__STATED PROBLEM 1__: Please rewrite the paragraph starting "For fall 2017 ASU-Beebe reported" in the ASU-Beebe text as a short bulleted list that keeps its main figures.
__STATED PROBLEM 2__: Translate this sentence from the ASU-Beebe text into Spanish: "The associate degree programs last for two years for full-time students."
__STATED PROBLEM 3__: Write the next few sentences of the ASU-Beebe text, picking up after its final sentence.
━━━ QUOTED PASSAGE ━━━
Arkansas State University-Beebe (Beebe State) is a public community college in Arkansas.

Campuses 

Arkansas State University-Beebe
Arkansas State University-Beebe Searcy Campus
Arkansas State University-Beebe Heber Springs Campus
Arkansas State University-Beebe at Little Rock Air Force Base in Jacksonville
Arkansas State University-Beebe Online Campus

Academics

Admission 
For fall 2017 ASU-Beebe reported having 1,867 full-time students and 1,872 part-time students, for a total of 3,739 students, 59% of whom were female and 41% were male. The student body was predominantly white 80%, with 6% reporting as Hispanic/Latino, 6% as Black or African-American, and 1% as Asian.

Teaching and learning 
ASU-Beebe offers degrees and certificates such as associate degrees, technical certificates, and certificates of proficiency. The associate degree programs last for two years for full-time students.  Programs include liberal arts and sciences, general studies and humanities, health professions, and business, management, and marketing.
━━━ ENTRIES SHOWN ━━━
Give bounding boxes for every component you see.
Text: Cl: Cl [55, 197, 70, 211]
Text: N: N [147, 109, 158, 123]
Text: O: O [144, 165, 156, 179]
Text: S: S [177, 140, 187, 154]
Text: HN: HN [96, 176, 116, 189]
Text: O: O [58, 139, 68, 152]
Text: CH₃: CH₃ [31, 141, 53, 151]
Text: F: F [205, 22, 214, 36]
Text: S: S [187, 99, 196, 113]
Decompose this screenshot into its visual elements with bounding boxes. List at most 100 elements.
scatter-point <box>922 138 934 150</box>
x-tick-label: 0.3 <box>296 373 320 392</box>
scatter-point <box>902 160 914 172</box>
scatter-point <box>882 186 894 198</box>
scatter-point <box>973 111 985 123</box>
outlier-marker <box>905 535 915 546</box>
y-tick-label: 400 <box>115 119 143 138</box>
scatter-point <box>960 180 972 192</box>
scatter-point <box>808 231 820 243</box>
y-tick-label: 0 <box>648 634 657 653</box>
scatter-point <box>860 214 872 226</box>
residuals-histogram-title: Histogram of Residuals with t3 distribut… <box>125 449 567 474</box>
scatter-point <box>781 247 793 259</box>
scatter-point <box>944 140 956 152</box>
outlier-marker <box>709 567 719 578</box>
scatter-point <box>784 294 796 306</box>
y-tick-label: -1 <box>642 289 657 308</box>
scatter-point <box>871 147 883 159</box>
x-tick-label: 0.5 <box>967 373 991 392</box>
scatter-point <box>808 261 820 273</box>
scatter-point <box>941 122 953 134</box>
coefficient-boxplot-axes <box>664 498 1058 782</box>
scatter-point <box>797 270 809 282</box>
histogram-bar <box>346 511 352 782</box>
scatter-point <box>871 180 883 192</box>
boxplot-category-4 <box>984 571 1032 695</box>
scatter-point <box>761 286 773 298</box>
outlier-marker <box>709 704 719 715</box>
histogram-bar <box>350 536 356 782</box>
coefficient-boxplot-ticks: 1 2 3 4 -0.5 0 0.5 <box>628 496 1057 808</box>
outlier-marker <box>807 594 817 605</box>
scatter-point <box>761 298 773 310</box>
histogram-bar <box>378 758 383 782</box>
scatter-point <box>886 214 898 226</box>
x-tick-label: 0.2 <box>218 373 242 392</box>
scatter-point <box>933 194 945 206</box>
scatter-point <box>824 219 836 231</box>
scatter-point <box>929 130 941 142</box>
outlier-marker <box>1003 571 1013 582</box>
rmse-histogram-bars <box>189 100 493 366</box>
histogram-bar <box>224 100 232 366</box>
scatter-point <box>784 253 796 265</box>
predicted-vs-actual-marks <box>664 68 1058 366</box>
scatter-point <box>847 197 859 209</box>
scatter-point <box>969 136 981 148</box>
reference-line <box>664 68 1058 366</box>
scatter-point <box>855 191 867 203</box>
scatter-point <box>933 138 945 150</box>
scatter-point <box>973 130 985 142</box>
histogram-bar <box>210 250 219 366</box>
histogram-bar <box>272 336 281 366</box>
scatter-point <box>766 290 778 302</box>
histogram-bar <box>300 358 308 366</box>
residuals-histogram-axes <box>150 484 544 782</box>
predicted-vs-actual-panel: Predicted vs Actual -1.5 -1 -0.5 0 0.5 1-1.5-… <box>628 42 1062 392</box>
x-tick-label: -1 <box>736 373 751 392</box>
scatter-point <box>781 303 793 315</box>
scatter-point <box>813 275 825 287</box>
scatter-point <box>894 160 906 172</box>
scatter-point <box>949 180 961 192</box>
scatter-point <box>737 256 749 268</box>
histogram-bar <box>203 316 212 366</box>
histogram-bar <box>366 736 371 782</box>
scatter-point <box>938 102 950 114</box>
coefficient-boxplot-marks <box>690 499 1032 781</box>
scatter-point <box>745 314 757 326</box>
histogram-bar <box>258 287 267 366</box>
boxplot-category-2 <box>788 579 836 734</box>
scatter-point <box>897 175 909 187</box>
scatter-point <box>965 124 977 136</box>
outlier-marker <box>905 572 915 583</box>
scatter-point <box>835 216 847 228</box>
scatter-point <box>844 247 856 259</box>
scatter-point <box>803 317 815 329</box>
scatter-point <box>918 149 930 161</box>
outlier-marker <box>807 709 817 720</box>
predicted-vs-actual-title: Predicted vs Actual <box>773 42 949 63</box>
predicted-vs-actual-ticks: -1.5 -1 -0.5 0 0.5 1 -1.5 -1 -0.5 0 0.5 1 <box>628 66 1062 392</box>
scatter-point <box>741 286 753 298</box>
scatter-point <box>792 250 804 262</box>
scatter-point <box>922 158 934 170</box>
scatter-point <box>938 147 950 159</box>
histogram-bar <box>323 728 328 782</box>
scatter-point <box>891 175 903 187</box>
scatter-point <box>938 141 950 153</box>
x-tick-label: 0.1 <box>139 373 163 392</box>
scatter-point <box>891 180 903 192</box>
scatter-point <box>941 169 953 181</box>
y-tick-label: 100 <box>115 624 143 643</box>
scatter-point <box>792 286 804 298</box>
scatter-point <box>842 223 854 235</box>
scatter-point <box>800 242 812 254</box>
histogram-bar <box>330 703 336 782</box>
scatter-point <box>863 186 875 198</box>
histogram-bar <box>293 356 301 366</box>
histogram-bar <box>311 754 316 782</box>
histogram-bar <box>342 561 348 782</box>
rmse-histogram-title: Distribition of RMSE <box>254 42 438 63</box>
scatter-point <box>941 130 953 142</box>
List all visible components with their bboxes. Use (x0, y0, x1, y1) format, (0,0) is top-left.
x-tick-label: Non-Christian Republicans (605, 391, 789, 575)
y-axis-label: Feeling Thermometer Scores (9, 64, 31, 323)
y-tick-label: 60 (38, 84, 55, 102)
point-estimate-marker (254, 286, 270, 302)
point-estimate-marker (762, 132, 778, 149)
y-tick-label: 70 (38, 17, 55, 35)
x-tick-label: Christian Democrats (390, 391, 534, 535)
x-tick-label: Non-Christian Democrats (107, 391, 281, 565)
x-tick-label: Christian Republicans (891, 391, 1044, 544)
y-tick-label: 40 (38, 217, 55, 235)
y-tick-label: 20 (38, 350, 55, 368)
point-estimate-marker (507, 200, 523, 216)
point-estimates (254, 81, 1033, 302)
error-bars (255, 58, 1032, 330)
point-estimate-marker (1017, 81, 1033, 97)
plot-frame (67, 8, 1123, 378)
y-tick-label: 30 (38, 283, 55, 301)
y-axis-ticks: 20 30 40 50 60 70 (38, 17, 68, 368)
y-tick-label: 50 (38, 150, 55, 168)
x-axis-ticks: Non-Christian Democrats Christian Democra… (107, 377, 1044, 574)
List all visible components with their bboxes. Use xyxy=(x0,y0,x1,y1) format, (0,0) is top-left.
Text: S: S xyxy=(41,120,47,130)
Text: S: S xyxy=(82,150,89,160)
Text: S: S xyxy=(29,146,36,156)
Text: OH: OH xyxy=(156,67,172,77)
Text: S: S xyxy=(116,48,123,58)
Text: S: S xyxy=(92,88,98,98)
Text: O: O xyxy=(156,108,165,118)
━━━
__TASK RESULT 1__:
- Fall 2017 enrollment: 3,739 students (1,867 full-time, 1,872 part-time)
- Gender: 59% female, 41% male
- Race and ethnicity: 80% white, 6% Hispanic/Latino, 6% Black or African-American, 1% Asian

__TASK RESULT 2__: Los programas de grado asociado duran dos años para los estudiantes de tiempo completo.

__TASK RESULT 3__:
ASU-Beebe has an open enrollment policy and for the 2017–2018 school year in-state tuition was $3,570 and out-of-state $5,730. The  student-faculty ratio is 17-to-1 and total enrollment as of 2019 is 3,739.

Campuses for ASU-Beebe are located in Beebe, Heber Springs, Searcy, and the Little Rock Air Force Base and the university also offers online courses.

ASU-Beebe offers 2+2 programs in affiliated with other colleges and universities to work towards a bachelor's degree, such as the University of Central Arkansas.  Students will be assigned to an academic advisor who will work with them with their goals and the 1+2 program agreements, so they will only take classes that are transferable and will work towards their chosen degree. Based on a 2014 cohort of students transferring out of ASU-Beebe in 2017, the university has a transfer rate of 13%. The university also has a partnership with Arkansas State University of Jonesboro to offer baccalaureate and graduate degrees on the Beebe campus.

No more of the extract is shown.